[Structured figure records]

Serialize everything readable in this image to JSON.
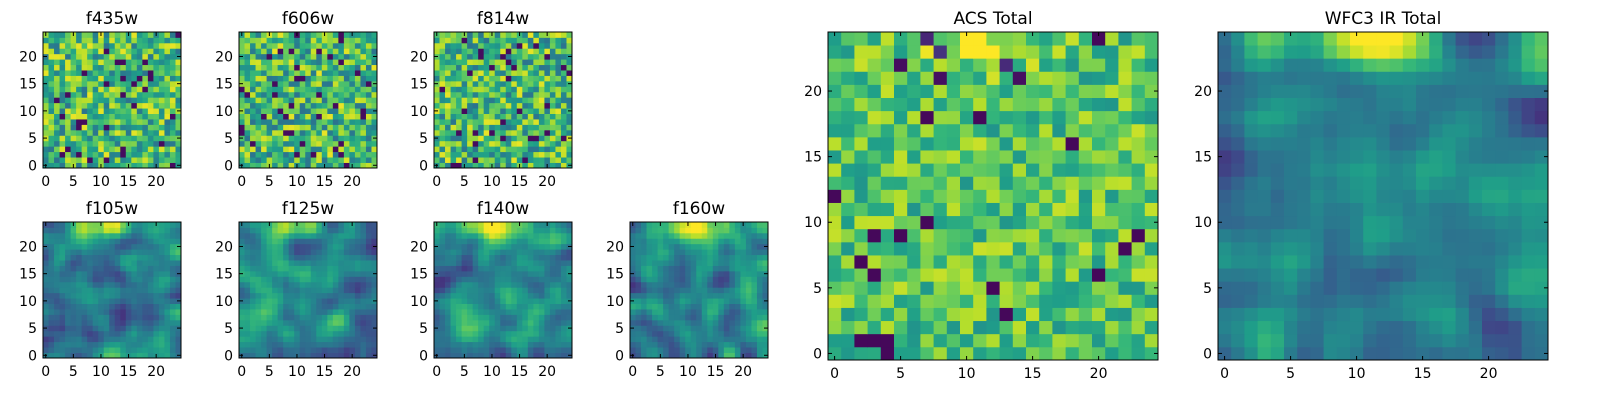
{
  "figure": {
    "colormap": "viridis",
    "colormap_stops": [
      "#440154",
      "#482878",
      "#3e4a89",
      "#31688e",
      "#26828e",
      "#1f9e89",
      "#35b779",
      "#6ece58",
      "#b5de2b",
      "#fde725"
    ]
  },
  "chart_data": [
    {
      "type": "heatmap",
      "id": "f435w",
      "title": "f435w",
      "grid": [
        25,
        25
      ],
      "xlim": [
        0,
        24
      ],
      "ylim": [
        0,
        24
      ],
      "xticks": [
        0,
        5,
        10,
        15,
        20
      ],
      "yticks": [
        0,
        5,
        10,
        15,
        20
      ],
      "xtick_labels": [
        "0",
        "5",
        "10",
        "15",
        "20"
      ],
      "ytick_labels": [
        "0",
        "5",
        "10",
        "15",
        "20"
      ],
      "pattern": "noise",
      "value_range": [
        0,
        1
      ],
      "seed": 11
    },
    {
      "type": "heatmap",
      "id": "f606w",
      "title": "f606w",
      "grid": [
        25,
        25
      ],
      "xlim": [
        0,
        24
      ],
      "ylim": [
        0,
        24
      ],
      "xticks": [
        0,
        5,
        10,
        15,
        20
      ],
      "yticks": [
        0,
        5,
        10,
        15,
        20
      ],
      "xtick_labels": [
        "0",
        "5",
        "10",
        "15",
        "20"
      ],
      "ytick_labels": [
        "0",
        "5",
        "10",
        "15",
        "20"
      ],
      "pattern": "noise",
      "value_range": [
        0,
        1
      ],
      "seed": 23
    },
    {
      "type": "heatmap",
      "id": "f814w",
      "title": "f814w",
      "grid": [
        25,
        25
      ],
      "xlim": [
        0,
        24
      ],
      "ylim": [
        0,
        24
      ],
      "xticks": [
        0,
        5,
        10,
        15,
        20
      ],
      "yticks": [
        0,
        5,
        10,
        15,
        20
      ],
      "xtick_labels": [
        "0",
        "5",
        "10",
        "15",
        "20"
      ],
      "ytick_labels": [
        "0",
        "5",
        "10",
        "15",
        "20"
      ],
      "pattern": "noise",
      "value_range": [
        0,
        1
      ],
      "seed": 37
    },
    {
      "type": "heatmap",
      "id": "f105w",
      "title": "f105w",
      "grid": [
        25,
        25
      ],
      "xlim": [
        0,
        24
      ],
      "ylim": [
        0,
        24
      ],
      "xticks": [
        0,
        5,
        10,
        15,
        20
      ],
      "yticks": [
        0,
        5,
        10,
        15,
        20
      ],
      "xtick_labels": [
        "0",
        "5",
        "10",
        "15",
        "20"
      ],
      "ytick_labels": [
        "0",
        "5",
        "10",
        "15",
        "20"
      ],
      "pattern": "smooth-peak",
      "value_range": [
        0,
        1
      ],
      "seed": 41
    },
    {
      "type": "heatmap",
      "id": "f125w",
      "title": "f125w",
      "grid": [
        25,
        25
      ],
      "xlim": [
        0,
        24
      ],
      "ylim": [
        0,
        24
      ],
      "xticks": [
        0,
        5,
        10,
        15,
        20
      ],
      "yticks": [
        0,
        5,
        10,
        15,
        20
      ],
      "xtick_labels": [
        "0",
        "5",
        "10",
        "15",
        "20"
      ],
      "ytick_labels": [
        "0",
        "5",
        "10",
        "15",
        "20"
      ],
      "pattern": "smooth-peak",
      "value_range": [
        0,
        1
      ],
      "seed": 53
    },
    {
      "type": "heatmap",
      "id": "f140w",
      "title": "f140w",
      "grid": [
        25,
        25
      ],
      "xlim": [
        0,
        24
      ],
      "ylim": [
        0,
        24
      ],
      "xticks": [
        0,
        5,
        10,
        15,
        20
      ],
      "yticks": [
        0,
        5,
        10,
        15,
        20
      ],
      "xtick_labels": [
        "0",
        "5",
        "10",
        "15",
        "20"
      ],
      "ytick_labels": [
        "0",
        "5",
        "10",
        "15",
        "20"
      ],
      "pattern": "smooth-peak",
      "value_range": [
        0,
        1
      ],
      "seed": 67
    },
    {
      "type": "heatmap",
      "id": "f160w",
      "title": "f160w",
      "grid": [
        25,
        25
      ],
      "xlim": [
        0,
        24
      ],
      "ylim": [
        0,
        24
      ],
      "xticks": [
        0,
        5,
        10,
        15,
        20
      ],
      "yticks": [
        0,
        5,
        10,
        15,
        20
      ],
      "xtick_labels": [
        "0",
        "5",
        "10",
        "15",
        "20"
      ],
      "ytick_labels": [
        "0",
        "5",
        "10",
        "15",
        "20"
      ],
      "pattern": "smooth-peak",
      "value_range": [
        0,
        1
      ],
      "seed": 79
    },
    {
      "type": "heatmap",
      "id": "acs-total",
      "title": "ACS Total",
      "grid": [
        25,
        25
      ],
      "xlim": [
        0,
        24
      ],
      "ylim": [
        0,
        24
      ],
      "xticks": [
        0,
        5,
        10,
        15,
        20
      ],
      "yticks": [
        0,
        5,
        10,
        15,
        20
      ],
      "xtick_labels": [
        "0",
        "5",
        "10",
        "15",
        "20"
      ],
      "ytick_labels": [
        "0",
        "5",
        "10",
        "15",
        "20"
      ],
      "pattern": "noise-bright",
      "value_range": [
        0,
        1
      ],
      "seed": 97
    },
    {
      "type": "heatmap",
      "id": "wfc3-total",
      "title": "WFC3 IR Total",
      "grid": [
        25,
        25
      ],
      "xlim": [
        0,
        24
      ],
      "ylim": [
        0,
        24
      ],
      "xticks": [
        0,
        5,
        10,
        15,
        20
      ],
      "yticks": [
        0,
        5,
        10,
        15,
        20
      ],
      "xtick_labels": [
        "0",
        "5",
        "10",
        "15",
        "20"
      ],
      "ytick_labels": [
        "0",
        "5",
        "10",
        "15",
        "20"
      ],
      "pattern": "smooth-peak",
      "value_range": [
        0,
        1
      ],
      "seed": 113
    }
  ]
}
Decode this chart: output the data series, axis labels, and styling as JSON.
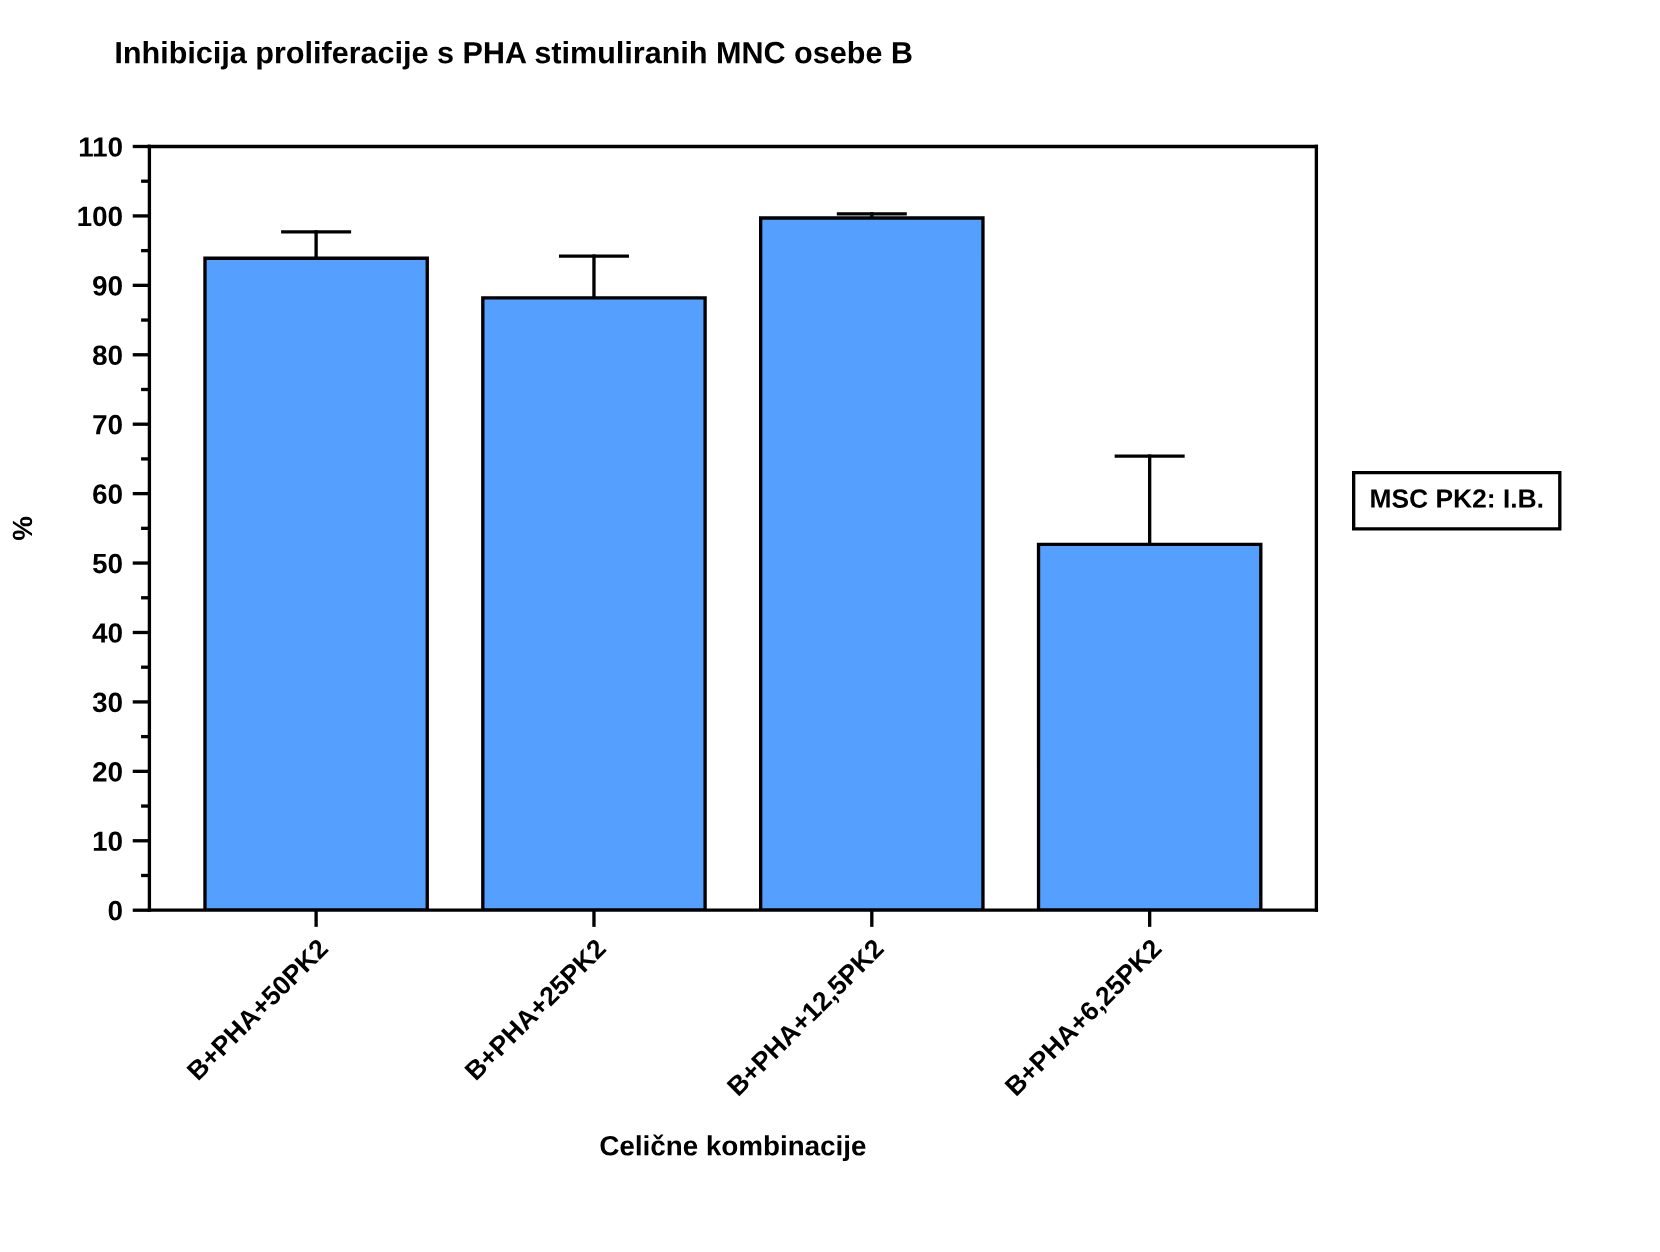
{
  "chart_data": {
    "type": "bar",
    "title": "Inhibicija proliferacije s PHA stimuliranih MNC osebe B",
    "xlabel": "Celične kombinacije",
    "ylabel": "%",
    "categories": [
      "B+PHA+50PK2",
      "B+PHA+25PK2",
      "B+PHA+12,5PK2",
      "B+PHA+6,25PK2"
    ],
    "values": [
      93.9,
      88.2,
      99.7,
      52.7
    ],
    "errors": [
      [
        93.9,
        97.7
      ],
      [
        88.2,
        94.2
      ],
      [
        99.7,
        100.3
      ],
      [
        52.7,
        65.4
      ]
    ],
    "color": "#559fff",
    "ylim": [
      0,
      110
    ],
    "yticks": [
      0,
      10,
      20,
      30,
      40,
      50,
      60,
      70,
      80,
      90,
      100,
      110
    ],
    "annotations": [
      "MSC PK2: I.B."
    ],
    "grid": false
  }
}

• Task to carry out: Retype the data above exactly; pictures are not part of the copy.

• Exercise result:
Serialize everything readable in this image to JSON.
{
  "figure": {
    "colormap": "viridis",
    "colormap_stops": [
      "#440154",
      "#482878",
      "#3e4a89",
      "#31688e",
      "#26828e",
      "#1f9e89",
      "#35b779",
      "#6ece58",
      "#b5de2b",
      "#fde725"
    ]
  },
  "chart_data": [
    {
      "type": "heatmap",
      "id": "f435w",
      "title": "f435w",
      "grid": [
        25,
        25
      ],
      "xlim": [
        0,
        24
      ],
      "ylim": [
        0,
        24
      ],
      "xticks": [
        0,
        5,
        10,
        15,
        20
      ],
      "yticks": [
        0,
        5,
        10,
        15,
        20
      ],
      "xtick_labels": [
        "0",
        "5",
        "10",
        "15",
        "20"
      ],
      "ytick_labels": [
        "0",
        "5",
        "10",
        "15",
        "20"
      ],
      "pattern": "noise",
      "value_range": [
        0,
        1
      ],
      "seed": 11
    },
    {
      "type": "heatmap",
      "id": "f606w",
      "title": "f606w",
      "grid": [
        25,
        25
      ],
      "xlim": [
        0,
        24
      ],
      "ylim": [
        0,
        24
      ],
      "xticks": [
        0,
        5,
        10,
        15,
        20
      ],
      "yticks": [
        0,
        5,
        10,
        15,
        20
      ],
      "xtick_labels": [
        "0",
        "5",
        "10",
        "15",
        "20"
      ],
      "ytick_labels": [
        "0",
        "5",
        "10",
        "15",
        "20"
      ],
      "pattern": "noise",
      "value_range": [
        0,
        1
      ],
      "seed": 23
    },
    {
      "type": "heatmap",
      "id": "f814w",
      "title": "f814w",
      "grid": [
        25,
        25
      ],
      "xlim": [
        0,
        24
      ],
      "ylim": [
        0,
        24
      ],
      "xticks": [
        0,
        5,
        10,
        15,
        20
      ],
      "yticks": [
        0,
        5,
        10,
        15,
        20
      ],
      "xtick_labels": [
        "0",
        "5",
        "10",
        "15",
        "20"
      ],
      "ytick_labels": [
        "0",
        "5",
        "10",
        "15",
        "20"
      ],
      "pattern": "noise",
      "value_range": [
        0,
        1
      ],
      "seed": 37
    },
    {
      "type": "heatmap",
      "id": "f105w",
      "title": "f105w",
      "grid": [
        25,
        25
      ],
      "xlim": [
        0,
        24
      ],
      "ylim": [
        0,
        24
      ],
      "xticks": [
        0,
        5,
        10,
        15,
        20
      ],
      "yticks": [
        0,
        5,
        10,
        15,
        20
      ],
      "xtick_labels": [
        "0",
        "5",
        "10",
        "15",
        "20"
      ],
      "ytick_labels": [
        "0",
        "5",
        "10",
        "15",
        "20"
      ],
      "pattern": "smooth-peak",
      "value_range": [
        0,
        1
      ],
      "seed": 41
    },
    {
      "type": "heatmap",
      "id": "f125w",
      "title": "f125w",
      "grid": [
        25,
        25
      ],
      "xlim": [
        0,
        24
      ],
      "ylim": [
        0,
        24
      ],
      "xticks": [
        0,
        5,
        10,
        15,
        20
      ],
      "yticks": [
        0,
        5,
        10,
        15,
        20
      ],
      "xtick_labels": [
        "0",
        "5",
        "10",
        "15",
        "20"
      ],
      "ytick_labels": [
        "0",
        "5",
        "10",
        "15",
        "20"
      ],
      "pattern": "smooth-peak",
      "value_range": [
        0,
        1
      ],
      "seed": 53
    },
    {
      "type": "heatmap",
      "id": "f140w",
      "title": "f140w",
      "grid": [
        25,
        25
      ],
      "xlim": [
        0,
        24
      ],
      "ylim": [
        0,
        24
      ],
      "xticks": [
        0,
        5,
        10,
        15,
        20
      ],
      "yticks": [
        0,
        5,
        10,
        15,
        20
      ],
      "xtick_labels": [
        "0",
        "5",
        "10",
        "15",
        "20"
      ],
      "ytick_labels": [
        "0",
        "5",
        "10",
        "15",
        "20"
      ],
      "pattern": "smooth-peak",
      "value_range": [
        0,
        1
      ],
      "seed": 67
    },
    {
      "type": "heatmap",
      "id": "f160w",
      "title": "f160w",
      "grid": [
        25,
        25
      ],
      "xlim": [
        0,
        24
      ],
      "ylim": [
        0,
        24
      ],
      "xticks": [
        0,
        5,
        10,
        15,
        20
      ],
      "yticks": [
        0,
        5,
        10,
        15,
        20
      ],
      "xtick_labels": [
        "0",
        "5",
        "10",
        "15",
        "20"
      ],
      "ytick_labels": [
        "0",
        "5",
        "10",
        "15",
        "20"
      ],
      "pattern": "smooth-peak",
      "value_range": [
        0,
        1
      ],
      "seed": 79
    },
    {
      "type": "heatmap",
      "id": "acs-total",
      "title": "ACS Total",
      "grid": [
        25,
        25
      ],
      "xlim": [
        0,
        24
      ],
      "ylim": [
        0,
        24
      ],
      "xticks": [
        0,
        5,
        10,
        15,
        20
      ],
      "yticks": [
        0,
        5,
        10,
        15,
        20
      ],
      "xtick_labels": [
        "0",
        "5",
        "10",
        "15",
        "20"
      ],
      "ytick_labels": [
        "0",
        "5",
        "10",
        "15",
        "20"
      ],
      "pattern": "noise-bright",
      "value_range": [
        0,
        1
      ],
      "seed": 97
    },
    {
      "type": "heatmap",
      "id": "wfc3-total",
      "title": "WFC3 IR Total",
      "grid": [
        25,
        25
      ],
      "xlim": [
        0,
        24
      ],
      "ylim": [
        0,
        24
      ],
      "xticks": [
        0,
        5,
        10,
        15,
        20
      ],
      "yticks": [
        0,
        5,
        10,
        15,
        20
      ],
      "xtick_labels": [
        "0",
        "5",
        "10",
        "15",
        "20"
      ],
      "ytick_labels": [
        "0",
        "5",
        "10",
        "15",
        "20"
      ],
      "pattern": "smooth-peak",
      "value_range": [
        0,
        1
      ],
      "seed": 113
    }
  ]
}
Decode this chart: output the data series, axis labels, and styling as JSON.
{
  "chart_data": {
    "type": "bar",
    "title": "Inhibicija proliferacije s PHA stimuliranih MNC osebe B",
    "xlabel": "Celične kombinacije",
    "ylabel": "%",
    "categories": [
      "B+PHA+50PK2",
      "B+PHA+25PK2",
      "B+PHA+12,5PK2",
      "B+PHA+6,25PK2"
    ],
    "values": [
      93.9,
      88.2,
      99.7,
      52.7
    ],
    "errors": [
      [
        93.9,
        97.7
      ],
      [
        88.2,
        94.2
      ],
      [
        99.7,
        100.3
      ],
      [
        52.7,
        65.4
      ]
    ],
    "color": "#559fff",
    "ylim": [
      0,
      110
    ],
    "yticks": [
      0,
      10,
      20,
      30,
      40,
      50,
      60,
      70,
      80,
      90,
      100,
      110
    ],
    "annotations": [
      "MSC PK2: I.B."
    ],
    "grid": false
  }
}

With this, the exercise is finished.